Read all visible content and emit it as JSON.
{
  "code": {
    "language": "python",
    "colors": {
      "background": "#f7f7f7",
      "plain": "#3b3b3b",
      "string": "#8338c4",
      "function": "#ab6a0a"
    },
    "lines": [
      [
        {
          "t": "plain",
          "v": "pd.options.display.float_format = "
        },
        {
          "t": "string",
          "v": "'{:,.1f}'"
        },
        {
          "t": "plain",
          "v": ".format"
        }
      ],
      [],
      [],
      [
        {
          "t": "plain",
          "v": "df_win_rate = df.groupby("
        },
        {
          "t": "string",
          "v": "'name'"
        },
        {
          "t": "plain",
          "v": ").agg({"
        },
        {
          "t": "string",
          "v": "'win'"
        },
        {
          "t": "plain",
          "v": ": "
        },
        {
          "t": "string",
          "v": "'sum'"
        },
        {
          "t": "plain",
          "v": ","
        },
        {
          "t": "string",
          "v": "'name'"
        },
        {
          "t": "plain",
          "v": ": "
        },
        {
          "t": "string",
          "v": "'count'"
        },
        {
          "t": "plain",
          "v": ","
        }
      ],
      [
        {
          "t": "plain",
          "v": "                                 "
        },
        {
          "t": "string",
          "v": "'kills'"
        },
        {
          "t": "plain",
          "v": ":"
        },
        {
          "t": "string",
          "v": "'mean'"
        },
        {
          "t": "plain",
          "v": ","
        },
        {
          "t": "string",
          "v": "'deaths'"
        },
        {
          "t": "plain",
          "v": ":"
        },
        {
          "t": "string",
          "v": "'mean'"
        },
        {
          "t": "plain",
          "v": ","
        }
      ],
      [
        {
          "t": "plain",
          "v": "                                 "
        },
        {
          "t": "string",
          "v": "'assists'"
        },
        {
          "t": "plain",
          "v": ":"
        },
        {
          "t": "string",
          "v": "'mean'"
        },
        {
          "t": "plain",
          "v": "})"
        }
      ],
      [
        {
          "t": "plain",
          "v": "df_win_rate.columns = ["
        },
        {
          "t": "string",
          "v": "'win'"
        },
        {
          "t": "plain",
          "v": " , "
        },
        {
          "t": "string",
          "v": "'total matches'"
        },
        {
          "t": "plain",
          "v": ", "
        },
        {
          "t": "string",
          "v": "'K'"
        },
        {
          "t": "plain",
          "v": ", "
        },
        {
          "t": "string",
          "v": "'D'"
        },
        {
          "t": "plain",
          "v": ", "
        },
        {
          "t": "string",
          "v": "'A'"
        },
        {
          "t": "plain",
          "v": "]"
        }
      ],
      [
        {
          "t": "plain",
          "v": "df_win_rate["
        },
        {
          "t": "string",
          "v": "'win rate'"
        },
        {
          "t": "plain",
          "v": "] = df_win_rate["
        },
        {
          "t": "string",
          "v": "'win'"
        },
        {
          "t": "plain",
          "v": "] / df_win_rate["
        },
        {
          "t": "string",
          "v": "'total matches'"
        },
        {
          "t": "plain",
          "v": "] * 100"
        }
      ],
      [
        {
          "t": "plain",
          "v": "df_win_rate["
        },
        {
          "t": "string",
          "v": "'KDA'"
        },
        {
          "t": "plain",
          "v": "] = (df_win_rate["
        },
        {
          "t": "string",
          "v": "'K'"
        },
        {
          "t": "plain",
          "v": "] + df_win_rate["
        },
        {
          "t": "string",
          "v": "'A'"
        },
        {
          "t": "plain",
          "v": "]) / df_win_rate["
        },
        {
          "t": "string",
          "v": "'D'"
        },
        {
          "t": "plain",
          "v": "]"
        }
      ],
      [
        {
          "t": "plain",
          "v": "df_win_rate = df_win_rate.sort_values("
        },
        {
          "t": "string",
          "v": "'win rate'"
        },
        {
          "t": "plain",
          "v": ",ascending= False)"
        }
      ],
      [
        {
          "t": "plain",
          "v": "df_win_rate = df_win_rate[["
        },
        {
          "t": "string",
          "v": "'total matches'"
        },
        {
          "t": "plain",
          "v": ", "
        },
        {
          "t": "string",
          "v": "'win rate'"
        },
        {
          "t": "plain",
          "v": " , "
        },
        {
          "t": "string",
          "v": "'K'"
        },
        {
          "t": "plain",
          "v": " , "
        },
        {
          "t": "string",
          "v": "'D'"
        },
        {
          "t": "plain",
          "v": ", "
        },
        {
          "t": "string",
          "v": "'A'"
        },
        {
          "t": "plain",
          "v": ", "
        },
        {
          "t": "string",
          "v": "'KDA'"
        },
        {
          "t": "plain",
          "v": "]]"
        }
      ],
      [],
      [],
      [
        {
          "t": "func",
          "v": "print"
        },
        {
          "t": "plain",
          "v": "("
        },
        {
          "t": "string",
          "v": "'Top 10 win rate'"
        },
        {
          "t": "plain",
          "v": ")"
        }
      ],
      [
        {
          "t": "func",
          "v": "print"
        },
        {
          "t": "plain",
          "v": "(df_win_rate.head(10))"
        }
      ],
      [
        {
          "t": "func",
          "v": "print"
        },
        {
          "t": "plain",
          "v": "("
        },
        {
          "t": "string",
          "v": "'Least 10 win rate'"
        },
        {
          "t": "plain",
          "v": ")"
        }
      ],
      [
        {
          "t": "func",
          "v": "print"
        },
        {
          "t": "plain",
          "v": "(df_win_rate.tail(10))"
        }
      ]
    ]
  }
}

> [What you need to do] Copy the data above exactly. Every line must be included.

> [Response to this task]
Read all visible content and emit it as JSON.
{
  "code": {
    "language": "python",
    "colors": {
      "background": "#f7f7f7",
      "plain": "#3b3b3b",
      "string": "#8338c4",
      "function": "#ab6a0a"
    },
    "lines": [
      [
        {
          "t": "plain",
          "v": "pd.options.display.float_format = "
        },
        {
          "t": "string",
          "v": "'{:,.1f}'"
        },
        {
          "t": "plain",
          "v": ".format"
        }
      ],
      [],
      [],
      [
        {
          "t": "plain",
          "v": "df_win_rate = df.groupby("
        },
        {
          "t": "string",
          "v": "'name'"
        },
        {
          "t": "plain",
          "v": ").agg({"
        },
        {
          "t": "string",
          "v": "'win'"
        },
        {
          "t": "plain",
          "v": ": "
        },
        {
          "t": "string",
          "v": "'sum'"
        },
        {
          "t": "plain",
          "v": ","
        },
        {
          "t": "string",
          "v": "'name'"
        },
        {
          "t": "plain",
          "v": ": "
        },
        {
          "t": "string",
          "v": "'count'"
        },
        {
          "t": "plain",
          "v": ","
        }
      ],
      [
        {
          "t": "plain",
          "v": "                                 "
        },
        {
          "t": "string",
          "v": "'kills'"
        },
        {
          "t": "plain",
          "v": ":"
        },
        {
          "t": "string",
          "v": "'mean'"
        },
        {
          "t": "plain",
          "v": ","
        },
        {
          "t": "string",
          "v": "'deaths'"
        },
        {
          "t": "plain",
          "v": ":"
        },
        {
          "t": "string",
          "v": "'mean'"
        },
        {
          "t": "plain",
          "v": ","
        }
      ],
      [
        {
          "t": "plain",
          "v": "                                 "
        },
        {
          "t": "string",
          "v": "'assists'"
        },
        {
          "t": "plain",
          "v": ":"
        },
        {
          "t": "string",
          "v": "'mean'"
        },
        {
          "t": "plain",
          "v": "})"
        }
      ],
      [
        {
          "t": "plain",
          "v": "df_win_rate.columns = ["
        },
        {
          "t": "string",
          "v": "'win'"
        },
        {
          "t": "plain",
          "v": " , "
        },
        {
          "t": "string",
          "v": "'total matches'"
        },
        {
          "t": "plain",
          "v": ", "
        },
        {
          "t": "string",
          "v": "'K'"
        },
        {
          "t": "plain",
          "v": ", "
        },
        {
          "t": "string",
          "v": "'D'"
        },
        {
          "t": "plain",
          "v": ", "
        },
        {
          "t": "string",
          "v": "'A'"
        },
        {
          "t": "plain",
          "v": "]"
        }
      ],
      [
        {
          "t": "plain",
          "v": "df_win_rate["
        },
        {
          "t": "string",
          "v": "'win rate'"
        },
        {
          "t": "plain",
          "v": "] = df_win_rate["
        },
        {
          "t": "string",
          "v": "'win'"
        },
        {
          "t": "plain",
          "v": "] / df_win_rate["
        },
        {
          "t": "string",
          "v": "'total matches'"
        },
        {
          "t": "plain",
          "v": "] * 100"
        }
      ],
      [
        {
          "t": "plain",
          "v": "df_win_rate["
        },
        {
          "t": "string",
          "v": "'KDA'"
        },
        {
          "t": "plain",
          "v": "] = (df_win_rate["
        },
        {
          "t": "string",
          "v": "'K'"
        },
        {
          "t": "plain",
          "v": "] + df_win_rate["
        },
        {
          "t": "string",
          "v": "'A'"
        },
        {
          "t": "plain",
          "v": "]) / df_win_rate["
        },
        {
          "t": "string",
          "v": "'D'"
        },
        {
          "t": "plain",
          "v": "]"
        }
      ],
      [
        {
          "t": "plain",
          "v": "df_win_rate = df_win_rate.sort_values("
        },
        {
          "t": "string",
          "v": "'win rate'"
        },
        {
          "t": "plain",
          "v": ",ascending= False)"
        }
      ],
      [
        {
          "t": "plain",
          "v": "df_win_rate = df_win_rate[["
        },
        {
          "t": "string",
          "v": "'total matches'"
        },
        {
          "t": "plain",
          "v": ", "
        },
        {
          "t": "string",
          "v": "'win rate'"
        },
        {
          "t": "plain",
          "v": " , "
        },
        {
          "t": "string",
          "v": "'K'"
        },
        {
          "t": "plain",
          "v": " , "
        },
        {
          "t": "string",
          "v": "'D'"
        },
        {
          "t": "plain",
          "v": ", "
        },
        {
          "t": "string",
          "v": "'A'"
        },
        {
          "t": "plain",
          "v": ", "
        },
        {
          "t": "string",
          "v": "'KDA'"
        },
        {
          "t": "plain",
          "v": "]]"
        }
      ],
      [],
      [],
      [
        {
          "t": "func",
          "v": "print"
        },
        {
          "t": "plain",
          "v": "("
        },
        {
          "t": "string",
          "v": "'Top 10 win rate'"
        },
        {
          "t": "plain",
          "v": ")"
        }
      ],
      [
        {
          "t": "func",
          "v": "print"
        },
        {
          "t": "plain",
          "v": "(df_win_rate.head(10))"
        }
      ],
      [
        {
          "t": "func",
          "v": "print"
        },
        {
          "t": "plain",
          "v": "("
        },
        {
          "t": "string",
          "v": "'Least 10 win rate'"
        },
        {
          "t": "plain",
          "v": ")"
        }
      ],
      [
        {
          "t": "func",
          "v": "print"
        },
        {
          "t": "plain",
          "v": "(df_win_rate.tail(10))"
        }
      ]
    ]
  }
}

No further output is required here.